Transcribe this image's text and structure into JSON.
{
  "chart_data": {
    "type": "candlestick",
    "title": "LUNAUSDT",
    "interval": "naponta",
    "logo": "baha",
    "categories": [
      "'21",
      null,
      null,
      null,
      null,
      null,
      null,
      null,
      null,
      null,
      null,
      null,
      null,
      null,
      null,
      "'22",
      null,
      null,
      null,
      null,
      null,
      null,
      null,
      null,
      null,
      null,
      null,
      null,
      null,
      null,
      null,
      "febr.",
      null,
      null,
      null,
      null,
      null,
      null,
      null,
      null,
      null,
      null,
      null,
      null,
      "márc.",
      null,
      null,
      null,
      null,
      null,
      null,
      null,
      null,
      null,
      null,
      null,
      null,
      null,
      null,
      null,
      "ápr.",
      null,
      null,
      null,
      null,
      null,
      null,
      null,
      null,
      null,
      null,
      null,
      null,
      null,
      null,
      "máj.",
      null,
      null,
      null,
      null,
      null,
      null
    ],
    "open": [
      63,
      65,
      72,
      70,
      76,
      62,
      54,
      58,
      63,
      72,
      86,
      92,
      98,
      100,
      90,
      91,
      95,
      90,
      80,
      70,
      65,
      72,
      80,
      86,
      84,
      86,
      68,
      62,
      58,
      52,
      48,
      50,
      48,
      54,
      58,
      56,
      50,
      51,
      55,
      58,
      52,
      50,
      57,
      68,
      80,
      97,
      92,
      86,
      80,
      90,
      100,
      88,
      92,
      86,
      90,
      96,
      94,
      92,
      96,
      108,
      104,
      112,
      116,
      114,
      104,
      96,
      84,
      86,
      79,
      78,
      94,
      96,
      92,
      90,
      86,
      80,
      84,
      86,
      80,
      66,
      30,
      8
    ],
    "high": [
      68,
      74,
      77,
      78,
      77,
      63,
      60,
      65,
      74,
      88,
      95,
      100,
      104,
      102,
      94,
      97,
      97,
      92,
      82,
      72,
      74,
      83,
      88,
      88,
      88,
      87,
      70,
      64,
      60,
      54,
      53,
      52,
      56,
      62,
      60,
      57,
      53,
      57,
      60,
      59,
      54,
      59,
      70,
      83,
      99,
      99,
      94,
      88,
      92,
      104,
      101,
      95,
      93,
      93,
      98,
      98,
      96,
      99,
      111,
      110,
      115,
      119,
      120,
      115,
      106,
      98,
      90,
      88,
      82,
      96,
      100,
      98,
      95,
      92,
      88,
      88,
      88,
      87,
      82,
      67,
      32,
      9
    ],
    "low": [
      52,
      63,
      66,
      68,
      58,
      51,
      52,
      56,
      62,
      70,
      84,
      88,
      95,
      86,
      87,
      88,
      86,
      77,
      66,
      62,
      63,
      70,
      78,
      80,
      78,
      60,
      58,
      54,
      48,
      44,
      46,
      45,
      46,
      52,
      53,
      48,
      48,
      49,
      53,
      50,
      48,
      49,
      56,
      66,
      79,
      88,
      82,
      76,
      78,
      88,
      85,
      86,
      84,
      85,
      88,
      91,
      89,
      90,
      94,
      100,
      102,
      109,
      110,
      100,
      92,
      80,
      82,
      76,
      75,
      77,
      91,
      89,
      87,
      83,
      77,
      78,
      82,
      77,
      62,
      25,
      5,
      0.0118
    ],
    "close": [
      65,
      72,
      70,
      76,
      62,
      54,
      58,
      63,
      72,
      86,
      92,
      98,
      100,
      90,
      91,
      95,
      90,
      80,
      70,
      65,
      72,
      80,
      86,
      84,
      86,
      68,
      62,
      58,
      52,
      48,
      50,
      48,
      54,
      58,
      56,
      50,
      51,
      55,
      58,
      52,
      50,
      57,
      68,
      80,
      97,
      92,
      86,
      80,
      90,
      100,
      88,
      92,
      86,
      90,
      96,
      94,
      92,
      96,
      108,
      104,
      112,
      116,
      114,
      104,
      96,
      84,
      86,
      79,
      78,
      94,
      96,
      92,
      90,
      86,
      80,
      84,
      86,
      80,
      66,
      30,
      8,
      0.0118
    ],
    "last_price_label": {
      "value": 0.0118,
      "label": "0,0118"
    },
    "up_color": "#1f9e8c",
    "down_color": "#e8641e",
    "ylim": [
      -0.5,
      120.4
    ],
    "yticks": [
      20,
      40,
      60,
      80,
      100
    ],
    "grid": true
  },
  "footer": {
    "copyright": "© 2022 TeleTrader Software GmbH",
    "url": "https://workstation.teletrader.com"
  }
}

+ + + + + + +

Work to complete: Write the listing out again, exactly as shown above.

Finished answer:
Transcribe this image's text and structure into JSON.
{
  "chart_data": {
    "type": "candlestick",
    "title": "LUNAUSDT",
    "interval": "naponta",
    "logo": "baha",
    "categories": [
      "'21",
      null,
      null,
      null,
      null,
      null,
      null,
      null,
      null,
      null,
      null,
      null,
      null,
      null,
      null,
      "'22",
      null,
      null,
      null,
      null,
      null,
      null,
      null,
      null,
      null,
      null,
      null,
      null,
      null,
      null,
      null,
      "febr.",
      null,
      null,
      null,
      null,
      null,
      null,
      null,
      null,
      null,
      null,
      null,
      null,
      "márc.",
      null,
      null,
      null,
      null,
      null,
      null,
      null,
      null,
      null,
      null,
      null,
      null,
      null,
      null,
      null,
      "ápr.",
      null,
      null,
      null,
      null,
      null,
      null,
      null,
      null,
      null,
      null,
      null,
      null,
      null,
      null,
      "máj.",
      null,
      null,
      null,
      null,
      null,
      null
    ],
    "open": [
      63,
      65,
      72,
      70,
      76,
      62,
      54,
      58,
      63,
      72,
      86,
      92,
      98,
      100,
      90,
      91,
      95,
      90,
      80,
      70,
      65,
      72,
      80,
      86,
      84,
      86,
      68,
      62,
      58,
      52,
      48,
      50,
      48,
      54,
      58,
      56,
      50,
      51,
      55,
      58,
      52,
      50,
      57,
      68,
      80,
      97,
      92,
      86,
      80,
      90,
      100,
      88,
      92,
      86,
      90,
      96,
      94,
      92,
      96,
      108,
      104,
      112,
      116,
      114,
      104,
      96,
      84,
      86,
      79,
      78,
      94,
      96,
      92,
      90,
      86,
      80,
      84,
      86,
      80,
      66,
      30,
      8
    ],
    "high": [
      68,
      74,
      77,
      78,
      77,
      63,
      60,
      65,
      74,
      88,
      95,
      100,
      104,
      102,
      94,
      97,
      97,
      92,
      82,
      72,
      74,
      83,
      88,
      88,
      88,
      87,
      70,
      64,
      60,
      54,
      53,
      52,
      56,
      62,
      60,
      57,
      53,
      57,
      60,
      59,
      54,
      59,
      70,
      83,
      99,
      99,
      94,
      88,
      92,
      104,
      101,
      95,
      93,
      93,
      98,
      98,
      96,
      99,
      111,
      110,
      115,
      119,
      120,
      115,
      106,
      98,
      90,
      88,
      82,
      96,
      100,
      98,
      95,
      92,
      88,
      88,
      88,
      87,
      82,
      67,
      32,
      9
    ],
    "low": [
      52,
      63,
      66,
      68,
      58,
      51,
      52,
      56,
      62,
      70,
      84,
      88,
      95,
      86,
      87,
      88,
      86,
      77,
      66,
      62,
      63,
      70,
      78,
      80,
      78,
      60,
      58,
      54,
      48,
      44,
      46,
      45,
      46,
      52,
      53,
      48,
      48,
      49,
      53,
      50,
      48,
      49,
      56,
      66,
      79,
      88,
      82,
      76,
      78,
      88,
      85,
      86,
      84,
      85,
      88,
      91,
      89,
      90,
      94,
      100,
      102,
      109,
      110,
      100,
      92,
      80,
      82,
      76,
      75,
      77,
      91,
      89,
      87,
      83,
      77,
      78,
      82,
      77,
      62,
      25,
      5,
      0.0118
    ],
    "close": [
      65,
      72,
      70,
      76,
      62,
      54,
      58,
      63,
      72,
      86,
      92,
      98,
      100,
      90,
      91,
      95,
      90,
      80,
      70,
      65,
      72,
      80,
      86,
      84,
      86,
      68,
      62,
      58,
      52,
      48,
      50,
      48,
      54,
      58,
      56,
      50,
      51,
      55,
      58,
      52,
      50,
      57,
      68,
      80,
      97,
      92,
      86,
      80,
      90,
      100,
      88,
      92,
      86,
      90,
      96,
      94,
      92,
      96,
      108,
      104,
      112,
      116,
      114,
      104,
      96,
      84,
      86,
      79,
      78,
      94,
      96,
      92,
      90,
      86,
      80,
      84,
      86,
      80,
      66,
      30,
      8,
      0.0118
    ],
    "last_price_label": {
      "value": 0.0118,
      "label": "0,0118"
    },
    "up_color": "#1f9e8c",
    "down_color": "#e8641e",
    "ylim": [
      -0.5,
      120.4
    ],
    "yticks": [
      20,
      40,
      60,
      80,
      100
    ],
    "grid": true
  },
  "footer": {
    "copyright": "© 2022 TeleTrader Software GmbH",
    "url": "https://workstation.teletrader.com"
  }
}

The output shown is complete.